ЗАДАНИЯ →
**1)** Сколько лет было Саше, судя по тексту о жизни в Чернигове?
**2)** Продолжите рассказ о жизни в Чернигове, начиная сразу после его последней фразы.

ТЕКСТ ДЛЯ ЧТЕНИЯ →
=======
1867–1868
Жизнь в Чернигове. Подгурский и Лабунский. Черниговская гимназия. Культ Некрасова. Лев Гинзбург и его химическая лаборатория. Чтение. Окончание гимназии. Кондиции у помещика Соломенникова.
Отец в Чернигове стал сдавать комнаты жильцам. Поселились у нас два майора. Двор был большой с несколькими флигелями. Много разного народа стало бывать у отца по новому роду его занятий. Сестры подросли, и ради них устраивались вечеринки, распевали с ними дуэты молодые люди. Два нежинских лицеиста, Подгурский и Лабунский, поступившие в чиновники, ухаживали на правах женихов и ежедневно обедали у нас. А Подгурский жил со мною в одной комнате. Маленький, с кучей черных волос на голове, прозванный отцом «иисусиком», никогда ничего не читавший, кроме профессорских лекций и учебников, службист и уже горький пьяница, он чем-то сумел понравиться Кате и был плохим для меня сожителем. Впрочем, он был добрый малый и искренно считал меня высшей и даже «загадочной» натурой и тем невольно подкупал мое мальчишеское самомнение, присоединяясь всегда к моей домашней оппозиции и вступаясь за меня перед отцом, осуждавшим меня за нежинский инцидент, который не помешал мне, однако, перевестись в седьмой класс черниговской гимназии, хотя и не без труда.
Товарищ Подгурского по лицею, Лабунский, был культурнее его, благоговел перед новою наукой, старался жить «по Молешотту», хмельного в рот не брал, был крайне опрятен, всегда носился с какой-нибудь современною идеею, увлекался спортом, был поклонником русской литературы и хорошо влиял на Сашу, даровитую сестренку мою, на которой остановился его сердечный выбор. Она, как и Катя, получила только домашнее воспитание, писала стихи по-русски и по-французски и отличалась прямотой в своих отношениях к людям. Мать часто ссорилась с нею. Она, несмотря на полудетский возраст свой — ей было пятнадцать лет, — считала Лабунского не только образованным человеком, от которого можно было кой-чем позаимствоваться, но и несколько смешным; и все-таки решила выйти за него, чтобы избавиться от тирании мамаши, которая требовала от дочерей безусловной покорности. Катю она переломила и заставила смотреть на все ее глазами, а Саша, чем дальше, тем становилась самостоятельнее. В некоторых отношениях она переросла меня.
=======
Сохранённые записи:
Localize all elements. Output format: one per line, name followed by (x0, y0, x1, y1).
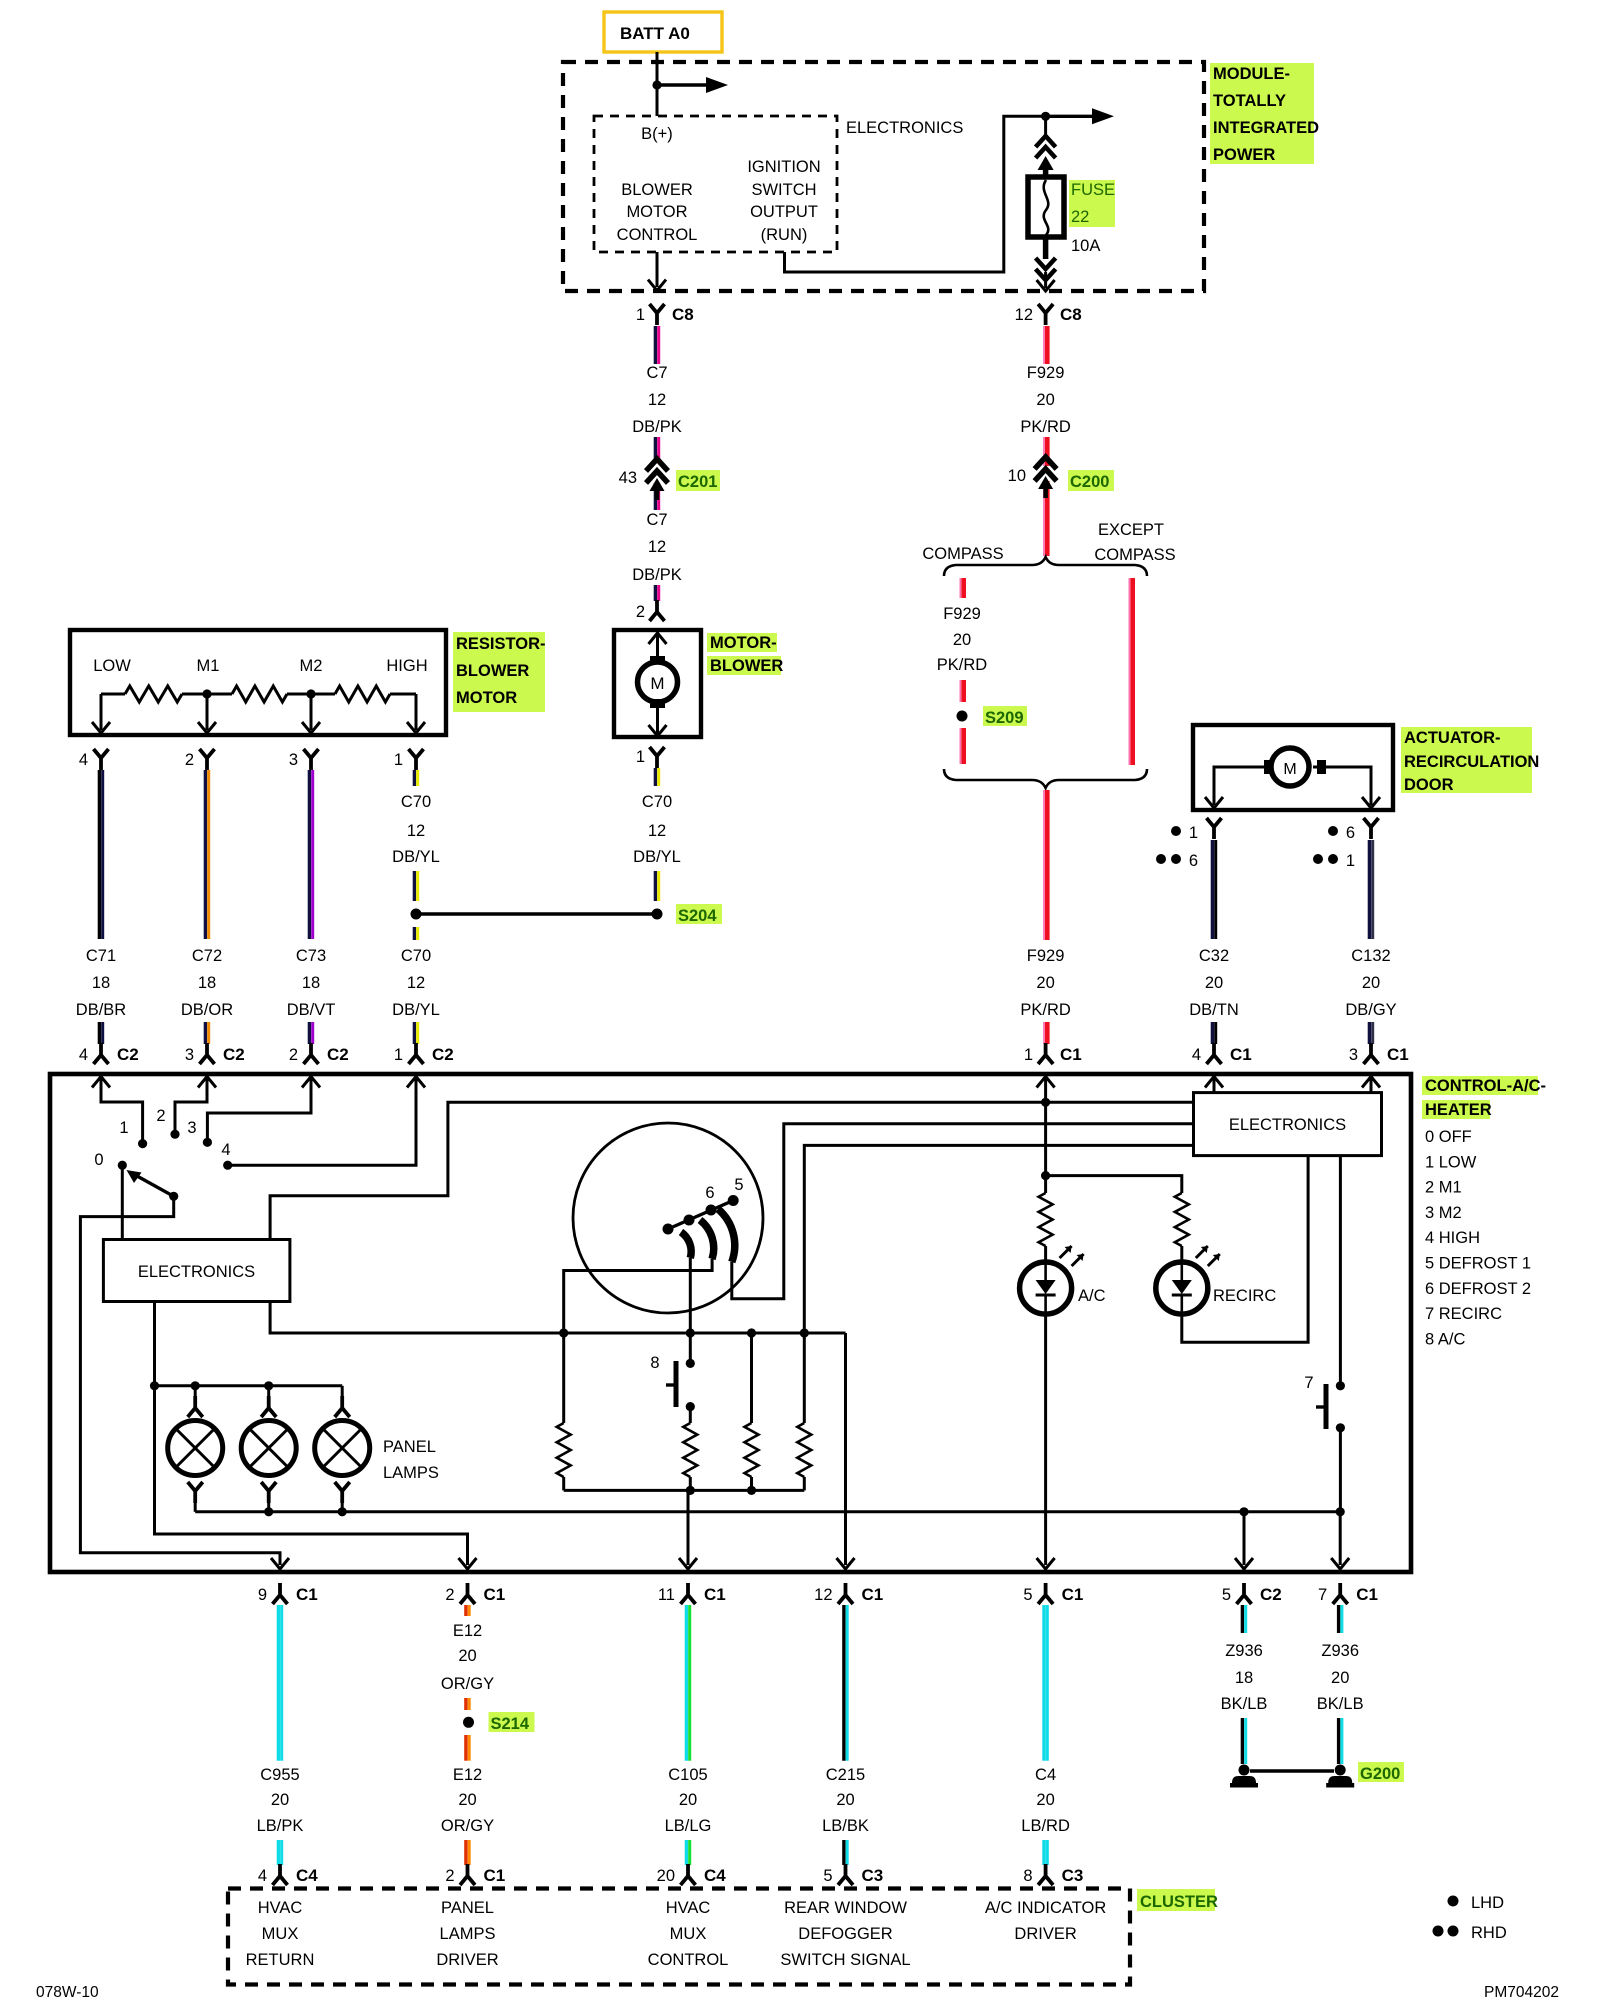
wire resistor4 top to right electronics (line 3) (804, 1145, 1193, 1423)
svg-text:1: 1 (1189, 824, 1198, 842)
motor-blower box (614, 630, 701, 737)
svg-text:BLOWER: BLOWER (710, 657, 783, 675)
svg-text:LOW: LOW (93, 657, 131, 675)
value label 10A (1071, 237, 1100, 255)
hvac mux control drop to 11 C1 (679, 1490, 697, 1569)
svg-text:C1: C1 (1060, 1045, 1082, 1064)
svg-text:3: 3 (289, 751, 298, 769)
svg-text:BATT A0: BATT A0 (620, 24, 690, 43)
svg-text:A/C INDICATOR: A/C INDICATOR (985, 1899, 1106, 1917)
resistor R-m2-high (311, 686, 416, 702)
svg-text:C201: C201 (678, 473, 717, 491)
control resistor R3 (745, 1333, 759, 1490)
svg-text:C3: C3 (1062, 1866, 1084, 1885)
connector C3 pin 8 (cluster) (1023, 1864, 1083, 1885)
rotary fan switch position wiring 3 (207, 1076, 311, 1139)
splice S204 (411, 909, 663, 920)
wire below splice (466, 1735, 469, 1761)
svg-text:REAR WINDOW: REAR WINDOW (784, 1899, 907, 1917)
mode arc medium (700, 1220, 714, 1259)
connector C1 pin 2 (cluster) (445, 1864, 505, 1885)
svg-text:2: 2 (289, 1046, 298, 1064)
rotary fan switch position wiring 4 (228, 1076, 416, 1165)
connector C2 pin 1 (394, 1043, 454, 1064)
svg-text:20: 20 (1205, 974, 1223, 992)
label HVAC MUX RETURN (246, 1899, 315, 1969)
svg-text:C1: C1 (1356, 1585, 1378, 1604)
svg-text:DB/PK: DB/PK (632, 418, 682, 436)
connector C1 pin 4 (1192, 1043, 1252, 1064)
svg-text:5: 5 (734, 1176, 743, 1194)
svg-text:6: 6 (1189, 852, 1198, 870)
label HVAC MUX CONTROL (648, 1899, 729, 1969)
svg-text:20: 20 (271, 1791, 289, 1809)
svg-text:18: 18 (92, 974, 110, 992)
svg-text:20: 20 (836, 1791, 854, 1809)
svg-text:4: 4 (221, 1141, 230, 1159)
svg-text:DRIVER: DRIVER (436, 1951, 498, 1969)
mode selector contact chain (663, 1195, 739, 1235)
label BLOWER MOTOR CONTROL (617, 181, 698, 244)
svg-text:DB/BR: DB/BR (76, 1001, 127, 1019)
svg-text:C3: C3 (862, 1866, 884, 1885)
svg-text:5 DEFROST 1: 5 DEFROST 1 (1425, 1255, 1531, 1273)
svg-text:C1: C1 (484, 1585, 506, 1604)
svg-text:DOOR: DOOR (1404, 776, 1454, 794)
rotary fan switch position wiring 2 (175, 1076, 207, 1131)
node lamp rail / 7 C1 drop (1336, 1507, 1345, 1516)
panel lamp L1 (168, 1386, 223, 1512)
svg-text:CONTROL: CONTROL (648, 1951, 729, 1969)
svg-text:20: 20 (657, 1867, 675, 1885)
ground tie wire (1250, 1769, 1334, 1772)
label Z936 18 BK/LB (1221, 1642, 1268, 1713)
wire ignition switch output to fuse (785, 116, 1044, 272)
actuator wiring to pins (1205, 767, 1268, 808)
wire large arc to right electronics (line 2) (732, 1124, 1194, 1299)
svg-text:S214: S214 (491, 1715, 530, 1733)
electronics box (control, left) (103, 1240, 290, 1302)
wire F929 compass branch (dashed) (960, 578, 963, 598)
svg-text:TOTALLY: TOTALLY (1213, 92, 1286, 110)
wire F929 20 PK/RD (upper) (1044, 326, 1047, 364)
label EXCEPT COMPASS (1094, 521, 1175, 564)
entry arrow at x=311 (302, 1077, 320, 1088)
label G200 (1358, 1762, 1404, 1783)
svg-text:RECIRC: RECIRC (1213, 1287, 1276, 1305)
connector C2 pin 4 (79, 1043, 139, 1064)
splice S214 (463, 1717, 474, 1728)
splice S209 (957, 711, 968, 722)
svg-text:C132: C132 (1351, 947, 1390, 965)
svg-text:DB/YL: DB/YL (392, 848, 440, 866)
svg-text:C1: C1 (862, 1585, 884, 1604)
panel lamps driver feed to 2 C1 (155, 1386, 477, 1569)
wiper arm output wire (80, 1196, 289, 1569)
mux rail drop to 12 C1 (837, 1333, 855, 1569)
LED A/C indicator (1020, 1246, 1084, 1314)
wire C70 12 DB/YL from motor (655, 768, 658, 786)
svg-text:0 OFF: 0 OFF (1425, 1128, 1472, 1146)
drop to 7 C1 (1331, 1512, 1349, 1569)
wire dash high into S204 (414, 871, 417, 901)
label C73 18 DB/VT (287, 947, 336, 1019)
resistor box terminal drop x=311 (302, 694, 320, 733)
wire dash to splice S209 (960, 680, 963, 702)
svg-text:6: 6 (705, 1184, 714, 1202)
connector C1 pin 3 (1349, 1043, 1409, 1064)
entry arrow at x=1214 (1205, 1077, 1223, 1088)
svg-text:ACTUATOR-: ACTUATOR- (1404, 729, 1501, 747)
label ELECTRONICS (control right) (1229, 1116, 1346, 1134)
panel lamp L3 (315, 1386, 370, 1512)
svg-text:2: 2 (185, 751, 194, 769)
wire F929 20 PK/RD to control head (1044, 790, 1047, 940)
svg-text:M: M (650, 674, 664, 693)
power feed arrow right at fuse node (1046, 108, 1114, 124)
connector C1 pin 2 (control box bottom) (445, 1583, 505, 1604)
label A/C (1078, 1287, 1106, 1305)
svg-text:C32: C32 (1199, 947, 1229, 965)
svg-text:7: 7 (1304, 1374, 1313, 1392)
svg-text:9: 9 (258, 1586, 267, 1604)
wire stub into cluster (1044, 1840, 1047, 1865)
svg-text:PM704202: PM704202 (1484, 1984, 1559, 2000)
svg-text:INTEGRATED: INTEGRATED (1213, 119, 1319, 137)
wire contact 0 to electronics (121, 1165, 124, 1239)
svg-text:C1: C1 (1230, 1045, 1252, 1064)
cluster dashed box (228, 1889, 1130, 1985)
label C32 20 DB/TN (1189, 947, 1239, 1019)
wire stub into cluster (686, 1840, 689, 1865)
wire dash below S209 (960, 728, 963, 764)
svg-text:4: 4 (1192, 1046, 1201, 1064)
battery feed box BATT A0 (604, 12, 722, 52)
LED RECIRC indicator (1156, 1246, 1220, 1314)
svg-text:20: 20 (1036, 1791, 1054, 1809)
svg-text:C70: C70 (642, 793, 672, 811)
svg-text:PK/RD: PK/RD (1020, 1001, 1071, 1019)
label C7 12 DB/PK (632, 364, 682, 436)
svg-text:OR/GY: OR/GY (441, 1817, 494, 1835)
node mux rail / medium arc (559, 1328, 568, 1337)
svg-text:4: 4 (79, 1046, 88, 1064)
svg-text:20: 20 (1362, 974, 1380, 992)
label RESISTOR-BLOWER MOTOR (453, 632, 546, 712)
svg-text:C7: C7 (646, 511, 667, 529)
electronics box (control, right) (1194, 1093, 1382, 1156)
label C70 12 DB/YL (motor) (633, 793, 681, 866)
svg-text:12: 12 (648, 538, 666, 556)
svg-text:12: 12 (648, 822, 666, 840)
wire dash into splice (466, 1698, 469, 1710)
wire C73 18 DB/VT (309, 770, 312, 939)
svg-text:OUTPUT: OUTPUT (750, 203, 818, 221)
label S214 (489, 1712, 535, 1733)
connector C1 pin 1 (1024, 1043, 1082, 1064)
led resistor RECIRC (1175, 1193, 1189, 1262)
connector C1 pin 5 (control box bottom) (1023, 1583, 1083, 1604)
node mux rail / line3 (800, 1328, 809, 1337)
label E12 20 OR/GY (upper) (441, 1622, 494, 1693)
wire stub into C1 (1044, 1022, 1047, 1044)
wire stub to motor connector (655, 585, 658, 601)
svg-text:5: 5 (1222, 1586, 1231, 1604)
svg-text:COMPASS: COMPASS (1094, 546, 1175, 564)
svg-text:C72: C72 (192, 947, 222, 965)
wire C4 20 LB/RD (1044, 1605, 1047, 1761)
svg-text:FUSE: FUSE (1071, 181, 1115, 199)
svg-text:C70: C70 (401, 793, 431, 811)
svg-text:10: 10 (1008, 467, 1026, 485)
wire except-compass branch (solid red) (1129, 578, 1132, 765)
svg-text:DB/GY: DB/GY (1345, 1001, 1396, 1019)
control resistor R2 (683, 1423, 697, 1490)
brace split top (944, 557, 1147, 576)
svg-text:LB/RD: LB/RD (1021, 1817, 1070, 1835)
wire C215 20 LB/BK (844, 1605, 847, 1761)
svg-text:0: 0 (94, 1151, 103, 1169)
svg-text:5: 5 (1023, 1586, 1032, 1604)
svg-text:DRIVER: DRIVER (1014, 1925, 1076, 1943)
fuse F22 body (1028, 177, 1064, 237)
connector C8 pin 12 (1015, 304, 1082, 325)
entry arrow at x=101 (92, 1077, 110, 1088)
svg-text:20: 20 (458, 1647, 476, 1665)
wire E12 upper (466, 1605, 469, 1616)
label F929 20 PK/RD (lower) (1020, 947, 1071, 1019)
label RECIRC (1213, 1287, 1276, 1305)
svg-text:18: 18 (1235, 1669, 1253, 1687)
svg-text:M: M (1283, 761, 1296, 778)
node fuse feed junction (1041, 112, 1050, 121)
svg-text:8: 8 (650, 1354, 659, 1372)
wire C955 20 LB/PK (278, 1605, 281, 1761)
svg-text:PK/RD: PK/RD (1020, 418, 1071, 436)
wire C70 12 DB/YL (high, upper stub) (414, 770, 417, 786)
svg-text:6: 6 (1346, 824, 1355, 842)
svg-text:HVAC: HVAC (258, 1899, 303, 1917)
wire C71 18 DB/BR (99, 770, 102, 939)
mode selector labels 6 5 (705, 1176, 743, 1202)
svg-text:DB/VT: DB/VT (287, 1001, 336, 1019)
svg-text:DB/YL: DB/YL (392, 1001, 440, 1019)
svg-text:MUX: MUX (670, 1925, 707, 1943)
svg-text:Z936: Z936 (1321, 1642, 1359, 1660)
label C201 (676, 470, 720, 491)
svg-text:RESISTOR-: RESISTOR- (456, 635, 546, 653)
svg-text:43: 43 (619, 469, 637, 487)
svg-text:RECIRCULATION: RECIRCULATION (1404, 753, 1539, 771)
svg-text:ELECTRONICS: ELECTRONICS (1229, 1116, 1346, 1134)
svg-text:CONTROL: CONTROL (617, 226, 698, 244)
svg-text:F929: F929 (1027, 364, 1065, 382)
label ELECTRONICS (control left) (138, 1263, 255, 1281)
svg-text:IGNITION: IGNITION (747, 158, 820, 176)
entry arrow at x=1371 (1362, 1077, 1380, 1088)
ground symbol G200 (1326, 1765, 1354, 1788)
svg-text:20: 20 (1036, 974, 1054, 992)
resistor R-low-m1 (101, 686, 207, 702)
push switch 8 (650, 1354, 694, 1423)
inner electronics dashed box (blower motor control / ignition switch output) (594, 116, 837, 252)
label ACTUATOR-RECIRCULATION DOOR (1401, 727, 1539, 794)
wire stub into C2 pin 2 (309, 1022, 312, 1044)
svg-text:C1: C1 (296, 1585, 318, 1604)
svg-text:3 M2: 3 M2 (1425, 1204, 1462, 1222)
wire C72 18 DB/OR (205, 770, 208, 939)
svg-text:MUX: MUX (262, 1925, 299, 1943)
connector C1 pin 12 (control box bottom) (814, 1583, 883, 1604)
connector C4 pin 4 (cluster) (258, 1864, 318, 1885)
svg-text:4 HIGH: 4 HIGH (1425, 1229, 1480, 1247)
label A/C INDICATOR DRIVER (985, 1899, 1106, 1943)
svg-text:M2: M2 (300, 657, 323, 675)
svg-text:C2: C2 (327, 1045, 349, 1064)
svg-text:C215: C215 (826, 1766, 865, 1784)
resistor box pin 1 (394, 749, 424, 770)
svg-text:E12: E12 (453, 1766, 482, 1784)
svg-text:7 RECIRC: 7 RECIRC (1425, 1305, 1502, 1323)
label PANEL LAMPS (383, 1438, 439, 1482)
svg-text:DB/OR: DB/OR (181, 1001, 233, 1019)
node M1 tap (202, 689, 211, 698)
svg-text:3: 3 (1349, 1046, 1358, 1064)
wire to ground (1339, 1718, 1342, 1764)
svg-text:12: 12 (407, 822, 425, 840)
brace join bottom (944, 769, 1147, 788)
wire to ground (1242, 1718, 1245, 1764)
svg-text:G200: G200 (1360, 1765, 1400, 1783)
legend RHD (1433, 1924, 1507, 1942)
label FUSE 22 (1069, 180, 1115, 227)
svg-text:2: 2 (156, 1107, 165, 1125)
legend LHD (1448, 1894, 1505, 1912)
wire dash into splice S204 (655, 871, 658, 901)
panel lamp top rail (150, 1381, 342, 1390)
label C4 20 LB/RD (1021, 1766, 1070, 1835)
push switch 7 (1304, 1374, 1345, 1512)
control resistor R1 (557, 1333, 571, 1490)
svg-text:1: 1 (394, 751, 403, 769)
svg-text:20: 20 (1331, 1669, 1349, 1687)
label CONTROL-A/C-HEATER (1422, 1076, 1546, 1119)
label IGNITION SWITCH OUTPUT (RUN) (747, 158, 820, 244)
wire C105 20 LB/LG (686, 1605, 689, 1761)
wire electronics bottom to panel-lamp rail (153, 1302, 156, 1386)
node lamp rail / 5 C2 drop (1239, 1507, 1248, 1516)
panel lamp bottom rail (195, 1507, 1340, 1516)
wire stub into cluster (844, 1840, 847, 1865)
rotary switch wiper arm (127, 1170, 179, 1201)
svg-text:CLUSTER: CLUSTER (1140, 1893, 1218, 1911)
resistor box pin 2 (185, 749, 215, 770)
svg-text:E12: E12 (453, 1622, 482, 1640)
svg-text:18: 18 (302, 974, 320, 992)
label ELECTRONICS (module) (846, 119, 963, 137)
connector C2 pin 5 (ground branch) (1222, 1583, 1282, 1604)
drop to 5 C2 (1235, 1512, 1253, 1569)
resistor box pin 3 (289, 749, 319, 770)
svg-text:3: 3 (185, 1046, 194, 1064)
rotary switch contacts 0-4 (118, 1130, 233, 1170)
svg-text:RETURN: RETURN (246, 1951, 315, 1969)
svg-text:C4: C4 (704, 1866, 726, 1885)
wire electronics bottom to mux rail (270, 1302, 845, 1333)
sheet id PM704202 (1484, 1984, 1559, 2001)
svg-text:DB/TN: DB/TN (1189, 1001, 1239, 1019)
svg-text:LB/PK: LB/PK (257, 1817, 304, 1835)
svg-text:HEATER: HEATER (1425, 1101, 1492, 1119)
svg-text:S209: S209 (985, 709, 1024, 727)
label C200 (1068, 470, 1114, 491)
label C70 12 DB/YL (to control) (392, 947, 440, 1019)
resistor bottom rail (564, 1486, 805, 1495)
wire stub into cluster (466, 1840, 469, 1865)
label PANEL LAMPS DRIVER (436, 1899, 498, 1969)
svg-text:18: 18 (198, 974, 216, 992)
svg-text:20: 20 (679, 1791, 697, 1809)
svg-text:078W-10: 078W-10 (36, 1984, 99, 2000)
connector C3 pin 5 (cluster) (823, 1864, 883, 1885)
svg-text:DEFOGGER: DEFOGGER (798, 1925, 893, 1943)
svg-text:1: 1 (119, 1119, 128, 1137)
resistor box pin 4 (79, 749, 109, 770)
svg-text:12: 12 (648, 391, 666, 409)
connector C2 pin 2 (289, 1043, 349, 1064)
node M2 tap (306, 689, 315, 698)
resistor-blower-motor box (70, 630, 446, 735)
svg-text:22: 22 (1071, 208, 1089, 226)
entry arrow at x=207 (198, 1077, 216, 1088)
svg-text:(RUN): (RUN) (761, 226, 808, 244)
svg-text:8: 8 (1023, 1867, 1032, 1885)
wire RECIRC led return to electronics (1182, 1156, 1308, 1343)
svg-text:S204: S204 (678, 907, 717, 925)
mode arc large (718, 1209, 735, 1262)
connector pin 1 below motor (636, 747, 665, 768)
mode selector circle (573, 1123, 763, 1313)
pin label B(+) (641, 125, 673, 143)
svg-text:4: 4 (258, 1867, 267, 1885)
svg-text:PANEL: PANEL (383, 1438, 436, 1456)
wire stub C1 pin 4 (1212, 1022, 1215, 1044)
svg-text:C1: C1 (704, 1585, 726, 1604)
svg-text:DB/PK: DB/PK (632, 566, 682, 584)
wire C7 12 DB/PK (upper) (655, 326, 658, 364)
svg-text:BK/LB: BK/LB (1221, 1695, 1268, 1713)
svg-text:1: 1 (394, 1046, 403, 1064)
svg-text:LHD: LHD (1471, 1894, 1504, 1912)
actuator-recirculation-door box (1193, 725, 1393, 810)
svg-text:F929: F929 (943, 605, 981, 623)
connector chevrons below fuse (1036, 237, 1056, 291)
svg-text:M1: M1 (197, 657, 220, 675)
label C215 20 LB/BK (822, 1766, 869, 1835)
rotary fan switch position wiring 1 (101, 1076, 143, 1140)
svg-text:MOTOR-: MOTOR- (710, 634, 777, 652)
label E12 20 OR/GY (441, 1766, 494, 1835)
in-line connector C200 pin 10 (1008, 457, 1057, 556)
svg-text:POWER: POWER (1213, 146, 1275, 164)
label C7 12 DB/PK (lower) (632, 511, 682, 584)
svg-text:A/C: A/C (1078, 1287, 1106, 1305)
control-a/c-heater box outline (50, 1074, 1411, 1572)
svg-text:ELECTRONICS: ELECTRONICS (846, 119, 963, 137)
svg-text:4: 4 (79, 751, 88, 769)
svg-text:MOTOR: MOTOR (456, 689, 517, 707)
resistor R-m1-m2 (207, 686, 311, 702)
=======
ОТВЕТЫ К ЗАДАНИЯМ →
**1)** Пятнадцать лет.

**2)**
— Кошмарна доля русской девушки, — сказала она мне однажды: — так или иначе, она, обыкновенно, если развито у ней нравственное чувство, кончает самоубийством: или выходит замуж, или погибает другим способом.
Мечтала она о работе, и ей хотелось быть хоть фельдшерицей. В это она посвятила меня. Я посмеялся над нею и грубыми красками описал непривлекательность фельдшерской профессии. Она ответила:
— Как пошло!
Права была милая Саша!
Воздух в Черниговской гимназии был уже не такой, как в Нежине. Другой воздух. Учителя были, большею частью, молодые, либеральные. Искренной привязанностью учеников, даже любовью пользовался учитель словесности Н. А. Вербицкий-Антиохов. Читал он литературу свободно, по-профессорски, вел себя с учениками вне класса как товарищ; у него собирался на квартире избранный кружок. Даже солнце как-то ярче светило в стенах черниговской гимназии.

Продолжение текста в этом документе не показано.